## Set problem
Identify the lines that contain the string "practice" and copy all of them.

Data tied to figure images
▽
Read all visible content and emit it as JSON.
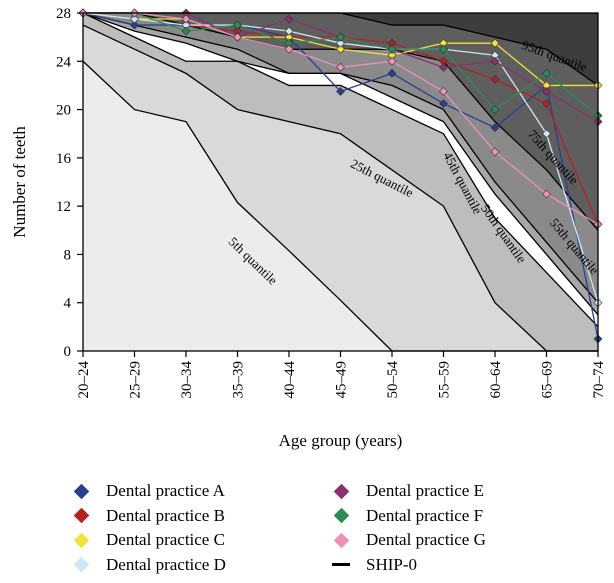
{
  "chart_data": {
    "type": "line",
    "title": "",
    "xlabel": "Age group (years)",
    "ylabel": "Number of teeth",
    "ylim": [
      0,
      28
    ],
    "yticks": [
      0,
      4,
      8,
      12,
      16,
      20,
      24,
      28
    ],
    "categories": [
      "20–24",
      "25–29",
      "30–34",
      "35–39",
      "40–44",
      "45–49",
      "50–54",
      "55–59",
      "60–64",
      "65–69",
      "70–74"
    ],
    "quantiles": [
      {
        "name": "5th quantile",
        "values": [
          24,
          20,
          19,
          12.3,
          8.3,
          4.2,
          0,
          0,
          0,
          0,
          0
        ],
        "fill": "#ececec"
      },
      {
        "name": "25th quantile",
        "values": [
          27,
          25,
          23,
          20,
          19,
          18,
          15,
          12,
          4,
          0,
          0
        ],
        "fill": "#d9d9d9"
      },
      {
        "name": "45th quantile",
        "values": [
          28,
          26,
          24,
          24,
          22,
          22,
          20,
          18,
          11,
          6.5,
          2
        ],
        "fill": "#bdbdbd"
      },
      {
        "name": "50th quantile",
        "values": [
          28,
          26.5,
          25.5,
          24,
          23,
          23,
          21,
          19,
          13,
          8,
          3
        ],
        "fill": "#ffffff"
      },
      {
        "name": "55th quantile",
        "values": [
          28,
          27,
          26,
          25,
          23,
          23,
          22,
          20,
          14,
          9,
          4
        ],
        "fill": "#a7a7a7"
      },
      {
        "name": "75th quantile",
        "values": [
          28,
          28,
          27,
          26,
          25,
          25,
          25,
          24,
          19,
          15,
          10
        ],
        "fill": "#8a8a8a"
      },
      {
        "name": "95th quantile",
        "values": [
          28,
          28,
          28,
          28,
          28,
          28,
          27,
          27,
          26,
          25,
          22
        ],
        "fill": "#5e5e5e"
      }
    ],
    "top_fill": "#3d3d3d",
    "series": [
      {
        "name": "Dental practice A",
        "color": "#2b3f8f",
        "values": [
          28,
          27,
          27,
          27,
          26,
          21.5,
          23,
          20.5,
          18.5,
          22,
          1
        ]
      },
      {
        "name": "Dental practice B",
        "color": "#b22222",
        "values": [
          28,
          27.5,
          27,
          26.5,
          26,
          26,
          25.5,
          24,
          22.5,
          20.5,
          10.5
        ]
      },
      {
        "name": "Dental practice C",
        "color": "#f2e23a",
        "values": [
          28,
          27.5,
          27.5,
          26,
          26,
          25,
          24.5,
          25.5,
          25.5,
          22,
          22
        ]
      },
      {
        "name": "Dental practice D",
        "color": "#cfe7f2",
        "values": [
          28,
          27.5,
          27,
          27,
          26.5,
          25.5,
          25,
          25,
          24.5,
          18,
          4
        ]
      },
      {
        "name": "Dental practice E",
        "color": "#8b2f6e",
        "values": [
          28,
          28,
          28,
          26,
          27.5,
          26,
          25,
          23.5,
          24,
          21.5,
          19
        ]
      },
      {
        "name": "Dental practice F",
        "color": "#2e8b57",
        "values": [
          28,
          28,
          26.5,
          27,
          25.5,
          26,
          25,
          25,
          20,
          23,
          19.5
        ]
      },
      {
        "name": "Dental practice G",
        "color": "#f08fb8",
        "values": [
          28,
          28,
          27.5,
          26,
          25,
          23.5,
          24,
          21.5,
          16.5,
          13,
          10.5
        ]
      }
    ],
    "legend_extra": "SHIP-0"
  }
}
△
▽
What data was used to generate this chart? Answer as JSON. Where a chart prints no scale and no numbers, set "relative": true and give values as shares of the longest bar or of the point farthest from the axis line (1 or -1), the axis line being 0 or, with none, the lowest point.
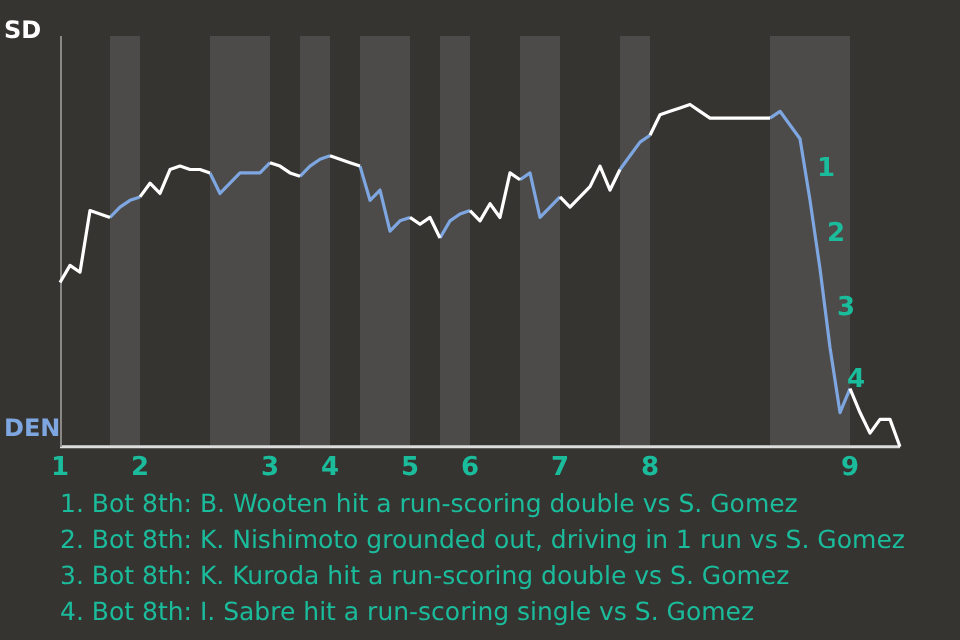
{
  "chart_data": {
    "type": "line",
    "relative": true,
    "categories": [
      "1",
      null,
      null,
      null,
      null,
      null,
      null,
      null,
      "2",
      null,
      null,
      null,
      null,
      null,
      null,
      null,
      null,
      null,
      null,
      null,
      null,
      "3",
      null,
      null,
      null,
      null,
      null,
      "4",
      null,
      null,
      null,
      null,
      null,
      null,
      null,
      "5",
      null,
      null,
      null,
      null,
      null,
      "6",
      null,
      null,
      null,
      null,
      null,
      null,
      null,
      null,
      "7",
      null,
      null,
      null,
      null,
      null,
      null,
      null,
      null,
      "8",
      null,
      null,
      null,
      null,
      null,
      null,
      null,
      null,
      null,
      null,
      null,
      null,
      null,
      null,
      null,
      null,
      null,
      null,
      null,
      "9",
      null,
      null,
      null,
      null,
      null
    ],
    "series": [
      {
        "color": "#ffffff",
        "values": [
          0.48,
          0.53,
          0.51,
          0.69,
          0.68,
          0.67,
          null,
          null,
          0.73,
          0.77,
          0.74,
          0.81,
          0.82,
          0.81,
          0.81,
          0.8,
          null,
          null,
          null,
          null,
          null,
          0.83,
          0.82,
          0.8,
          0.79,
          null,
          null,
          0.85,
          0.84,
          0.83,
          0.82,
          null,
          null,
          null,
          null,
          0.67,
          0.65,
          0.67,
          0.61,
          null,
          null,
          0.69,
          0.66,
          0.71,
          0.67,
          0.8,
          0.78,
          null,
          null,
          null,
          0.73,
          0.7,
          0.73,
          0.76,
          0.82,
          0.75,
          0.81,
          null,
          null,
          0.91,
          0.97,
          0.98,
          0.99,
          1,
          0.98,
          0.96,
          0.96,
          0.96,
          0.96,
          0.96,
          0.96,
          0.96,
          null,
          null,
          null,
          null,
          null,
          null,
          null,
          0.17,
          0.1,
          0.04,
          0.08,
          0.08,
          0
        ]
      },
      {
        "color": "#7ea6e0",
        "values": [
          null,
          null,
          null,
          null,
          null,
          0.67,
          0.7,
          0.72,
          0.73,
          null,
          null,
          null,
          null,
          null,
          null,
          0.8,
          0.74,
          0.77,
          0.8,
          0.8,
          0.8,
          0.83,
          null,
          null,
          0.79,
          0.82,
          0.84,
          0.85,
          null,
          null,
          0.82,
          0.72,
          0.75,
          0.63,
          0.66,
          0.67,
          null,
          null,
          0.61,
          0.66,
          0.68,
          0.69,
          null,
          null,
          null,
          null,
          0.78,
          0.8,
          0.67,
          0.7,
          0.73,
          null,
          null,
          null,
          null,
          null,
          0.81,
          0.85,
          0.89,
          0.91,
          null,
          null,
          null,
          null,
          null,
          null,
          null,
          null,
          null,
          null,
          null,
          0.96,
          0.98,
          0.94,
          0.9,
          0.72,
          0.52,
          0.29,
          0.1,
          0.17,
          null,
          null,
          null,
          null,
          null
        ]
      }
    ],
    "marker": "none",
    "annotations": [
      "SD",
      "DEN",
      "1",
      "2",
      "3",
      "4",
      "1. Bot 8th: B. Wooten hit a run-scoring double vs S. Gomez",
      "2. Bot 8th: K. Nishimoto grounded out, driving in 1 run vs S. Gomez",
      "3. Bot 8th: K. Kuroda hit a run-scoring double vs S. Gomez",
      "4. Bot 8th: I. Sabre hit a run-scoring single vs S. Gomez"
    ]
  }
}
△
## Solved problem
        "name": "Dental practice A",
        "name": "Dental practice B",
        "name": "Dental practice C",
        "name": "Dental practice D",
        "name": "Dental practice E",
        "name": "Dental practice F",
        "name": "Dental practice G",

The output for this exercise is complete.